State how many lines hold the word "this", with no other words.
--- START ---
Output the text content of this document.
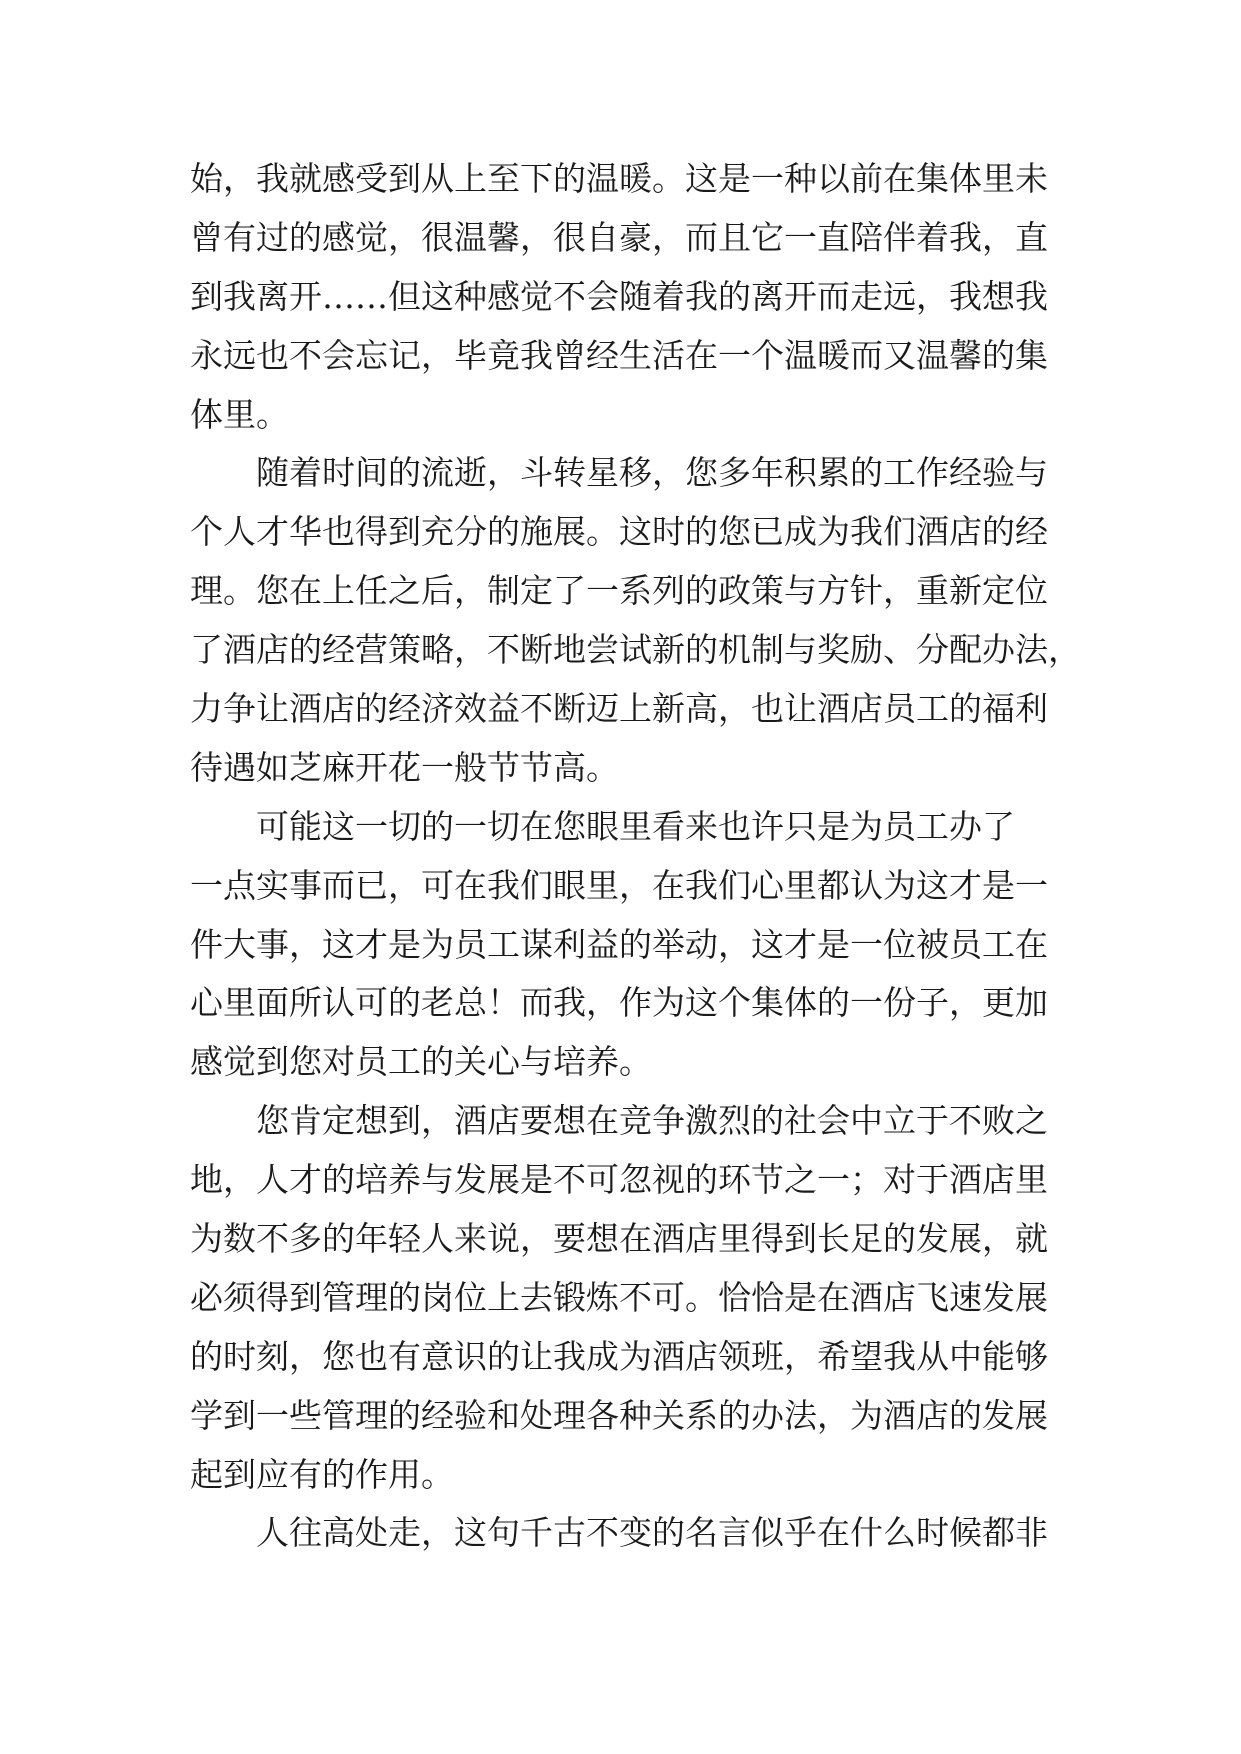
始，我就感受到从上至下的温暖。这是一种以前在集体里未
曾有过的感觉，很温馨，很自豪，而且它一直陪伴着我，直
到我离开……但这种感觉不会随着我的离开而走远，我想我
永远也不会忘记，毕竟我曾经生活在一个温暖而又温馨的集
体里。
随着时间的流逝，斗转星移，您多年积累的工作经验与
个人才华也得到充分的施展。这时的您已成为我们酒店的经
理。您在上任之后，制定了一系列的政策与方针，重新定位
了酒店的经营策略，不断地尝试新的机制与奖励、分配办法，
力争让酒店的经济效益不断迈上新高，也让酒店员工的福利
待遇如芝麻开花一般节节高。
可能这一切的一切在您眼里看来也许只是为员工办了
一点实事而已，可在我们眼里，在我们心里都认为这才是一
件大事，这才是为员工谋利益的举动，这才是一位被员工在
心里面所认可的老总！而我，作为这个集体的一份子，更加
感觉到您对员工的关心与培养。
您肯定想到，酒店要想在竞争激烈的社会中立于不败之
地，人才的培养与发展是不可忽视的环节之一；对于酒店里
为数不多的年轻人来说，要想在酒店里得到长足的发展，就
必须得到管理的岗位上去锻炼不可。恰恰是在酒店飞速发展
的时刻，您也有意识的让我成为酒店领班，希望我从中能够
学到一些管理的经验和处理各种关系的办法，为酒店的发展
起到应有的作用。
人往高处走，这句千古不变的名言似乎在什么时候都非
--- END ---
--- START ---
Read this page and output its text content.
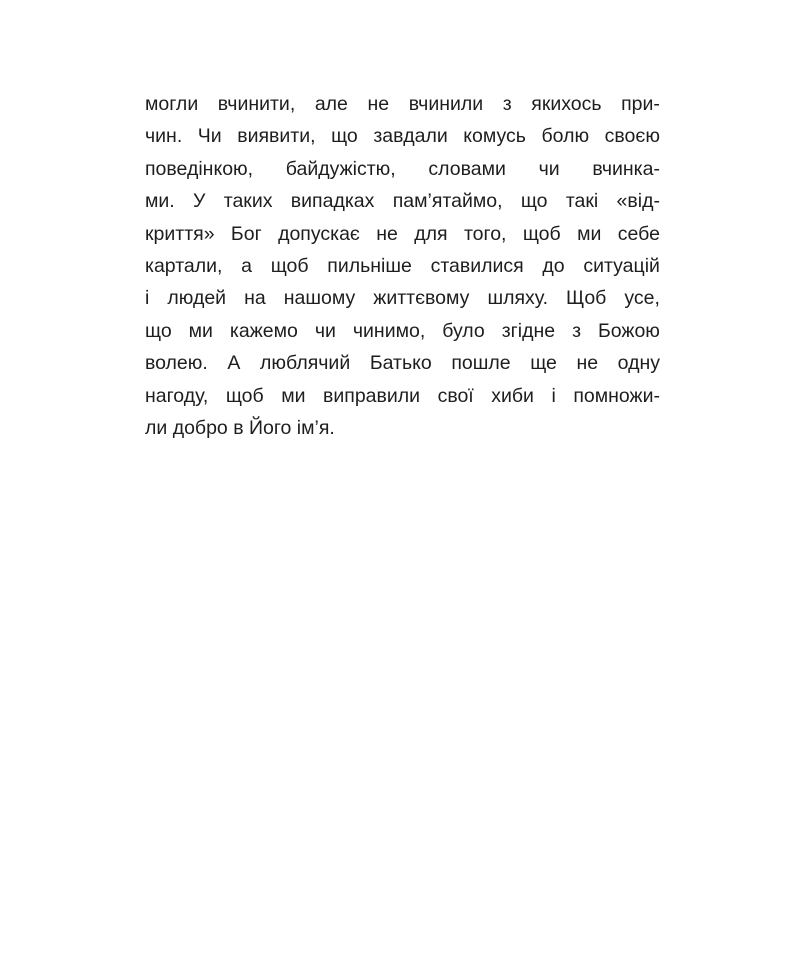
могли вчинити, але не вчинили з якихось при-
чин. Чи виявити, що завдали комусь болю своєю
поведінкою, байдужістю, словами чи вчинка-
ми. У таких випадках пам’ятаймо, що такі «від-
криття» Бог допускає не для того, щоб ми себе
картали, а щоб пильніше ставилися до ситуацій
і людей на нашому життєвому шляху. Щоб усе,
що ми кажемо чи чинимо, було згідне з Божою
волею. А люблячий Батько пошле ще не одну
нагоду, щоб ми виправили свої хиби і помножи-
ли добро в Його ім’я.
--- END ---
- RESULT
2